→ **RECORDS FOR PROCESSING**:
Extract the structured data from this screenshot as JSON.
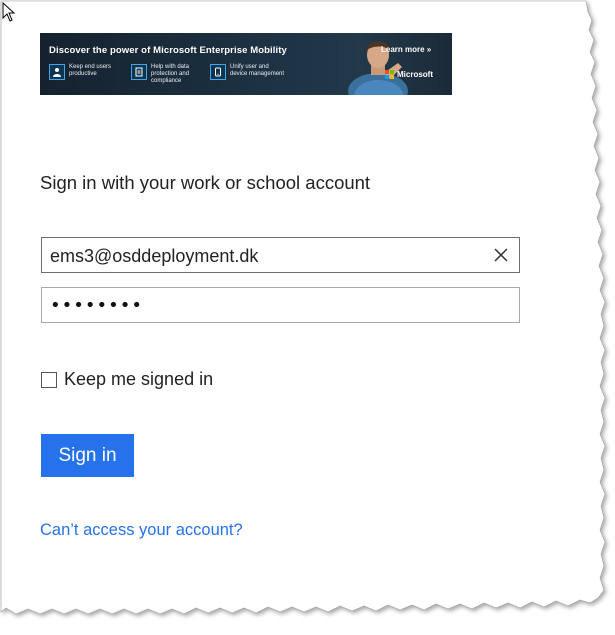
{
  "banner": {
    "title": "Discover the power of Microsoft Enterprise Mobility",
    "features": [
      {
        "icon": "user-icon",
        "text": "Keep end users\nproductive"
      },
      {
        "icon": "document-icon",
        "text": "Help with data\nprotection and\ncompliance"
      },
      {
        "icon": "device-icon",
        "text": "Unify user and\ndevice management"
      }
    ],
    "learn_more": "Learn more »",
    "brand": "Microsoft",
    "brand_colors": [
      "#f25022",
      "#7fba00",
      "#00a4ef",
      "#ffb900"
    ]
  },
  "heading": "Sign in with your work or school account",
  "email": {
    "value": "ems3@osddeployment.dk",
    "clear_icon": "close-icon"
  },
  "password": {
    "masked_value": "••••••••"
  },
  "keep_signed_in": {
    "label": "Keep me signed in",
    "checked": false
  },
  "signin_button": {
    "label": "Sign in",
    "color": "#2672ec"
  },
  "cant_access_link": "Can’t access your account?",
  "colors": {
    "accent": "#2672ec"
  }
}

→ **INSTRUCTIONS FOR THE TASK**:
The data above needs to be retyped exactly, with the images left out.

→ **OUTPUT FOR THIS EXERCISE**:
Extract the structured data from this screenshot as JSON.
{
  "banner": {
    "title": "Discover the power of Microsoft Enterprise Mobility",
    "features": [
      {
        "icon": "user-icon",
        "text": "Keep end users\nproductive"
      },
      {
        "icon": "document-icon",
        "text": "Help with data\nprotection and\ncompliance"
      },
      {
        "icon": "device-icon",
        "text": "Unify user and\ndevice management"
      }
    ],
    "learn_more": "Learn more »",
    "brand": "Microsoft",
    "brand_colors": [
      "#f25022",
      "#7fba00",
      "#00a4ef",
      "#ffb900"
    ]
  },
  "heading": "Sign in with your work or school account",
  "email": {
    "value": "ems3@osddeployment.dk",
    "clear_icon": "close-icon"
  },
  "password": {
    "masked_value": "••••••••"
  },
  "keep_signed_in": {
    "label": "Keep me signed in",
    "checked": false
  },
  "signin_button": {
    "label": "Sign in",
    "color": "#2672ec"
  },
  "cant_access_link": "Can’t access your account?",
  "colors": {
    "accent": "#2672ec"
  }
}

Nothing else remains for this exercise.